* begin DATA SUPPLIED *

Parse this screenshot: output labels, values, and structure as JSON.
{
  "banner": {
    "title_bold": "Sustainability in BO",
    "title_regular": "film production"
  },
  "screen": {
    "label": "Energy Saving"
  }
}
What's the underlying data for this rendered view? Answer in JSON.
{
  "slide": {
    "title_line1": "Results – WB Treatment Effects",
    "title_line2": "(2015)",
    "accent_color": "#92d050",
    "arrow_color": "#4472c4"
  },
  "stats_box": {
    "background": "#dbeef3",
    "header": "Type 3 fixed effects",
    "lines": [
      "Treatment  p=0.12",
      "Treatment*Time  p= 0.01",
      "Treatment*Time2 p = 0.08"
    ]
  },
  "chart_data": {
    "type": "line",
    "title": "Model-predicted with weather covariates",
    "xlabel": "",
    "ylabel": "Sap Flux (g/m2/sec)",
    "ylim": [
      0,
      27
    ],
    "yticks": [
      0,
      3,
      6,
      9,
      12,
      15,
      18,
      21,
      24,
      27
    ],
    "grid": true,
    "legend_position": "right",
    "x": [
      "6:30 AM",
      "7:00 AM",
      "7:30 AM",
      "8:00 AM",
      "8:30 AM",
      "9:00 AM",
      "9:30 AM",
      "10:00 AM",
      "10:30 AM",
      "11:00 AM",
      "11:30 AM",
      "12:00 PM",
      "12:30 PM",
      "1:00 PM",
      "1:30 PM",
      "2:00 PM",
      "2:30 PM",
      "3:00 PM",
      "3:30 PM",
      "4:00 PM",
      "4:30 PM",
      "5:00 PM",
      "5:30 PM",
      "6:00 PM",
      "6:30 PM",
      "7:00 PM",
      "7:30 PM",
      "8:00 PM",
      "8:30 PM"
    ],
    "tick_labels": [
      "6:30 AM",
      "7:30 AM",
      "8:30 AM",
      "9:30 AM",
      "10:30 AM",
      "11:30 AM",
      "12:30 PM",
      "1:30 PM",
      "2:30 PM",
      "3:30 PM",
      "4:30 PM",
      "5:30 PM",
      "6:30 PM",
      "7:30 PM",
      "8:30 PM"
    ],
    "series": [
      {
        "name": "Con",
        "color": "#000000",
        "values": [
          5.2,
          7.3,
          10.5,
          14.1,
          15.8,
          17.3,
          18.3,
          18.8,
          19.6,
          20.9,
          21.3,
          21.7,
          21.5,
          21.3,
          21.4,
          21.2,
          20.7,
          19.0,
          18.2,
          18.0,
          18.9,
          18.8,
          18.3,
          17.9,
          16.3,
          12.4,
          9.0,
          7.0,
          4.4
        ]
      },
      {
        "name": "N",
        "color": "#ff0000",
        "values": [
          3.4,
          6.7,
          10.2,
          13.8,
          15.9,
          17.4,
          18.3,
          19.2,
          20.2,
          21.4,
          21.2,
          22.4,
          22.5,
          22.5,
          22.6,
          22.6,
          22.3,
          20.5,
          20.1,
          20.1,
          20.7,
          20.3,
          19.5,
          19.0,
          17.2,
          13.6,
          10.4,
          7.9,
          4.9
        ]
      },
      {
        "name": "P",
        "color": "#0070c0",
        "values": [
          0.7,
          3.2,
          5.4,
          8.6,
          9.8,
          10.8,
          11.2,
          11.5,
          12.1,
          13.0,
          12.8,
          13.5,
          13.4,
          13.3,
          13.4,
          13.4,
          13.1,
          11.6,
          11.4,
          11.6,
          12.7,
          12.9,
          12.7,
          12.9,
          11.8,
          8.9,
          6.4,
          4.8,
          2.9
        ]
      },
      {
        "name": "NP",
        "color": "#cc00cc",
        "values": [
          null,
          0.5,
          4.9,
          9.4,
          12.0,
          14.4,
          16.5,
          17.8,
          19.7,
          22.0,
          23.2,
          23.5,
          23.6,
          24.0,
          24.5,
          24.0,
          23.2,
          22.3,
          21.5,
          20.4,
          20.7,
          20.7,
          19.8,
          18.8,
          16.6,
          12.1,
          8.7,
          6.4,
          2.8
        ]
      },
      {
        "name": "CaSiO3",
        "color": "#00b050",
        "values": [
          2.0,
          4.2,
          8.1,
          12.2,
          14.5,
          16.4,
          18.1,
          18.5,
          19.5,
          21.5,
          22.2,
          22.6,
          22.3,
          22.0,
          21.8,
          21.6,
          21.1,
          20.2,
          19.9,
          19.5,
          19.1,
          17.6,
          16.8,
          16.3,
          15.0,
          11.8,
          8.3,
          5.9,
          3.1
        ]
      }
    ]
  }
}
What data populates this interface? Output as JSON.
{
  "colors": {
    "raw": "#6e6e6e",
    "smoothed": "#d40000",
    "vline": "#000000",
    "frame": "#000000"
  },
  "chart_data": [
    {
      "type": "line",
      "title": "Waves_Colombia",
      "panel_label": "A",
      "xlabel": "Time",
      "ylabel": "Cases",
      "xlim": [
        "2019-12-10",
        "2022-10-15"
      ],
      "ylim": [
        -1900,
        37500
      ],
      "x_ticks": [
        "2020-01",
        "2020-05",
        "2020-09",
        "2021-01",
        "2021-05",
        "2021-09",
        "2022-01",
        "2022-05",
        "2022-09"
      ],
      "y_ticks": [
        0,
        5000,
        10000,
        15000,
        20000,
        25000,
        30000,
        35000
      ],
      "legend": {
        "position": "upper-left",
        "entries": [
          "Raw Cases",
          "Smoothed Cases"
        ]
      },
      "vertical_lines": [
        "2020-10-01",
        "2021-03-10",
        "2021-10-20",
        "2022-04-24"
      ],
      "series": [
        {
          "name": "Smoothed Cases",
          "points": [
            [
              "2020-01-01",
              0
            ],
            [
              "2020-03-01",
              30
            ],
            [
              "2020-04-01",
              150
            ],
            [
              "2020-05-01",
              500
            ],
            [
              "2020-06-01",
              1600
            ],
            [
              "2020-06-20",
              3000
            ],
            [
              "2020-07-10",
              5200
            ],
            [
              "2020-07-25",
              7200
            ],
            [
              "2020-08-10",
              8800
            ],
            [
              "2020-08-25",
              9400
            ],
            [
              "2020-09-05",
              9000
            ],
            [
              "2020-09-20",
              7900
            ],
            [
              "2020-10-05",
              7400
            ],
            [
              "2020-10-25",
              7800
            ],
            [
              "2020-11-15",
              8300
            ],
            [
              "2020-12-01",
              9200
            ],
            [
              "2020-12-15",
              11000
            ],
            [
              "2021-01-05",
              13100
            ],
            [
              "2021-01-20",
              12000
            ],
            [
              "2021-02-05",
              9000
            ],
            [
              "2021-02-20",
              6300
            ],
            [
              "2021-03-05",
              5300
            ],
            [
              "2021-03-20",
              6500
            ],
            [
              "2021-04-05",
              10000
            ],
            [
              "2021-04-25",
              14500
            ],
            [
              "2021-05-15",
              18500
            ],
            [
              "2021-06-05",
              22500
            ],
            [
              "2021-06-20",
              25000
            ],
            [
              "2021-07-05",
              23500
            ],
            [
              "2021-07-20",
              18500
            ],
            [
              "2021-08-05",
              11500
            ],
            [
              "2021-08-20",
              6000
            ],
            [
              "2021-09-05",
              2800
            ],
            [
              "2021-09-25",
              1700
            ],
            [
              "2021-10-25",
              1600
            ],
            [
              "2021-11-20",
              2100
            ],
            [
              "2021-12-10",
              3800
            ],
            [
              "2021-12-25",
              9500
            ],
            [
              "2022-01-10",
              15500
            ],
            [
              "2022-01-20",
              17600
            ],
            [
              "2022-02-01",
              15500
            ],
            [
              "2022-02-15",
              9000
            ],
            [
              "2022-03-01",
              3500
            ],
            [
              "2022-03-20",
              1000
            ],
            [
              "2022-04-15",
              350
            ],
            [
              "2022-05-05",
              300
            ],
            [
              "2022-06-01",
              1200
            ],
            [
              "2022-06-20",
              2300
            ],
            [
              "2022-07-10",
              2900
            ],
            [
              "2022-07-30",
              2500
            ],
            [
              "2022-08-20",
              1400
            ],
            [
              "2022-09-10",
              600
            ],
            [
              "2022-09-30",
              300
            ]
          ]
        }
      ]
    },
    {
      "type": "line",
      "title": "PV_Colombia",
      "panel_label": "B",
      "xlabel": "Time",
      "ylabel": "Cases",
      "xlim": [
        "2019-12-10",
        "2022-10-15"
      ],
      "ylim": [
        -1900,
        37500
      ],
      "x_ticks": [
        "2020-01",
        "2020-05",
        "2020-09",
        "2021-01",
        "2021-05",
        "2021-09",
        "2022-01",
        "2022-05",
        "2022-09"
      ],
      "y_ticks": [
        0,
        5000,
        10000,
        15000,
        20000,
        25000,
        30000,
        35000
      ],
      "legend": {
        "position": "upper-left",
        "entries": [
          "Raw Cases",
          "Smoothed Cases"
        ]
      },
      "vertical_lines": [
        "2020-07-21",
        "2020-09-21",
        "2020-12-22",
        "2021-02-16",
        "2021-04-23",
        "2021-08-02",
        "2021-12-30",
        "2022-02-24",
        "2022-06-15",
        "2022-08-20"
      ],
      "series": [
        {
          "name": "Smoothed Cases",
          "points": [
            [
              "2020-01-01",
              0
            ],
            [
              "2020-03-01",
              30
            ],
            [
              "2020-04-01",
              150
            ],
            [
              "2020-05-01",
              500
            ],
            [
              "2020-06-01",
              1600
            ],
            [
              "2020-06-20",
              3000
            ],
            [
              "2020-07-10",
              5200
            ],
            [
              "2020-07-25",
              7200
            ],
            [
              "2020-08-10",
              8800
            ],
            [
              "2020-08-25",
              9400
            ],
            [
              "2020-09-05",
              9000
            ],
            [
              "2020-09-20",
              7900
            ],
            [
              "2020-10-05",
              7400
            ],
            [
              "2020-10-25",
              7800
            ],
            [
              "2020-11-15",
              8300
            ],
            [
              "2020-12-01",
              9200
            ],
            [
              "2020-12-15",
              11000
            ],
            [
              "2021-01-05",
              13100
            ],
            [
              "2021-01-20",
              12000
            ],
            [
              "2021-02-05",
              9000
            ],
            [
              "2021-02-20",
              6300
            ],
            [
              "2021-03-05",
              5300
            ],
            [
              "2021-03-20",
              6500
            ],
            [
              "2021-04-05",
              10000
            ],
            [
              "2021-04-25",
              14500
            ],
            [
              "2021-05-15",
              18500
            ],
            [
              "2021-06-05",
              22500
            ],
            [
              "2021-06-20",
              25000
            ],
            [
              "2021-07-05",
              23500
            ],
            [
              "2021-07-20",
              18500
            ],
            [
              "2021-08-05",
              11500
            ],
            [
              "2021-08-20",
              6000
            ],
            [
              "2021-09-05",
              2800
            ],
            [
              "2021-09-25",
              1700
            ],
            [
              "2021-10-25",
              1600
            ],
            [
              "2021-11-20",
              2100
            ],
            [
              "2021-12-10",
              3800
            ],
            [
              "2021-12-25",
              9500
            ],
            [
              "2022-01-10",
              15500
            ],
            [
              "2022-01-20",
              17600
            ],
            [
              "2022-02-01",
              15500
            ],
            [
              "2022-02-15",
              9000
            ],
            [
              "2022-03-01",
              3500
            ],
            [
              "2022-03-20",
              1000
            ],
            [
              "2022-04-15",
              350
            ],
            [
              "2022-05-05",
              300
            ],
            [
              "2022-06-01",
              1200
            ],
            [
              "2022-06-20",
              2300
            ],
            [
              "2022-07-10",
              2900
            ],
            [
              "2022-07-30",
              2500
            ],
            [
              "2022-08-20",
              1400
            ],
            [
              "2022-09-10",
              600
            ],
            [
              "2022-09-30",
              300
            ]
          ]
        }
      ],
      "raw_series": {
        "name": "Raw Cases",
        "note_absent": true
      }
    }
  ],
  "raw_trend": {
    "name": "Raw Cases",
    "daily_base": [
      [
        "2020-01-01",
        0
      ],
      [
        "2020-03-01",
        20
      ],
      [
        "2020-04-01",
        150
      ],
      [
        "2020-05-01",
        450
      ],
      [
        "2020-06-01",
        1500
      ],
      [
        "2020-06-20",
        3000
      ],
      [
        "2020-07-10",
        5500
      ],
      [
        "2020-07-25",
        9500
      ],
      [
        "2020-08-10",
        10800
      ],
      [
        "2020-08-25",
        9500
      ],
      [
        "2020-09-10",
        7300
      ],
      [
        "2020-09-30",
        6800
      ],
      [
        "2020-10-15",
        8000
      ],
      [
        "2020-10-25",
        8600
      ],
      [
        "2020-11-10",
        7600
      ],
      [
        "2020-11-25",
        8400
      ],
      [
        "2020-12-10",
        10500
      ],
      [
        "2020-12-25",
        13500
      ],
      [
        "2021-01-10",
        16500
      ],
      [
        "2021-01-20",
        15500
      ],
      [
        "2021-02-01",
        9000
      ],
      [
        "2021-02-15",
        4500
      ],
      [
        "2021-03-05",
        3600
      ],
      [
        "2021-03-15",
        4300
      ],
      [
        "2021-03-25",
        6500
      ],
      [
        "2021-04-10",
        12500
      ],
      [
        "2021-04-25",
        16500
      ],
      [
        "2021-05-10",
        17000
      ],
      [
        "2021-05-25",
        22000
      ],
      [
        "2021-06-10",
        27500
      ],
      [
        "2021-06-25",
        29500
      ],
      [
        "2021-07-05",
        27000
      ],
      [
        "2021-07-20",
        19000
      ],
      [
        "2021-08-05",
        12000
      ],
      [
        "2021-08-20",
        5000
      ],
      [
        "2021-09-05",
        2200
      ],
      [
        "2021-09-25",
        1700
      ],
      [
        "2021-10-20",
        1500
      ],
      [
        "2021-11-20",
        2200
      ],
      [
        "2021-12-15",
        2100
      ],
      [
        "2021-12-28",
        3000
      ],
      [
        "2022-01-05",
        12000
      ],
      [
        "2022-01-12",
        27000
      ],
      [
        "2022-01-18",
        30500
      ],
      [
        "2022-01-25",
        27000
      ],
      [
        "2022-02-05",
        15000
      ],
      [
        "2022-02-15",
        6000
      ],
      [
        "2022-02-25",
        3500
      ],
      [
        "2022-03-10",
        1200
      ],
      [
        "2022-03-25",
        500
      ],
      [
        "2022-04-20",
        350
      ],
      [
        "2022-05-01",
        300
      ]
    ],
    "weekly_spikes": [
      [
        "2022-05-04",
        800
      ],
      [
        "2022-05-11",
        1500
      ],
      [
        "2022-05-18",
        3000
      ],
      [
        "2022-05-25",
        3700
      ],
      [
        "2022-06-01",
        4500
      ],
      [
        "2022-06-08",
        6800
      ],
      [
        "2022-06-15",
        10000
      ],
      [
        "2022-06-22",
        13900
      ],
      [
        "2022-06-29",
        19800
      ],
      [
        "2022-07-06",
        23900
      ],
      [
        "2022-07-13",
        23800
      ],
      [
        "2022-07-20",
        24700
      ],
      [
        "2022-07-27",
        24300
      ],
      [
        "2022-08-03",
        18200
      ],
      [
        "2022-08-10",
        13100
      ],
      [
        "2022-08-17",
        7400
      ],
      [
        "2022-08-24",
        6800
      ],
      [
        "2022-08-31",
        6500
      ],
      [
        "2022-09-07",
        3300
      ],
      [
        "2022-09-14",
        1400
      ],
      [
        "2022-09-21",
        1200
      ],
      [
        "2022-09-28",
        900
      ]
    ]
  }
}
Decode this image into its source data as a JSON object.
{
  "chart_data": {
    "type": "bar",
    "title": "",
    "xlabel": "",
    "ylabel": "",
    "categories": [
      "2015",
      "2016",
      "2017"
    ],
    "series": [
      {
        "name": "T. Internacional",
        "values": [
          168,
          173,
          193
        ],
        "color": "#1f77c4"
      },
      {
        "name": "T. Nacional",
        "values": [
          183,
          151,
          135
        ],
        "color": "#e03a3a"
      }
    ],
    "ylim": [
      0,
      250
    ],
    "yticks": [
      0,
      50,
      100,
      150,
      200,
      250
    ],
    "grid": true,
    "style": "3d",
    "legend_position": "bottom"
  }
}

* end DATA SUPPLIED *

WHAT THIS TASK INVOLVES: Take every line from the data that contains the word "JSON".

ANSWER TO THE EXERCISE:
Parse this screenshot: output labels, values, and structure as JSON.
What's the underlying data for this rendered view? Answer in JSON.
What data populates this interface? Output as JSON.
Decode this image into its source data as a JSON object.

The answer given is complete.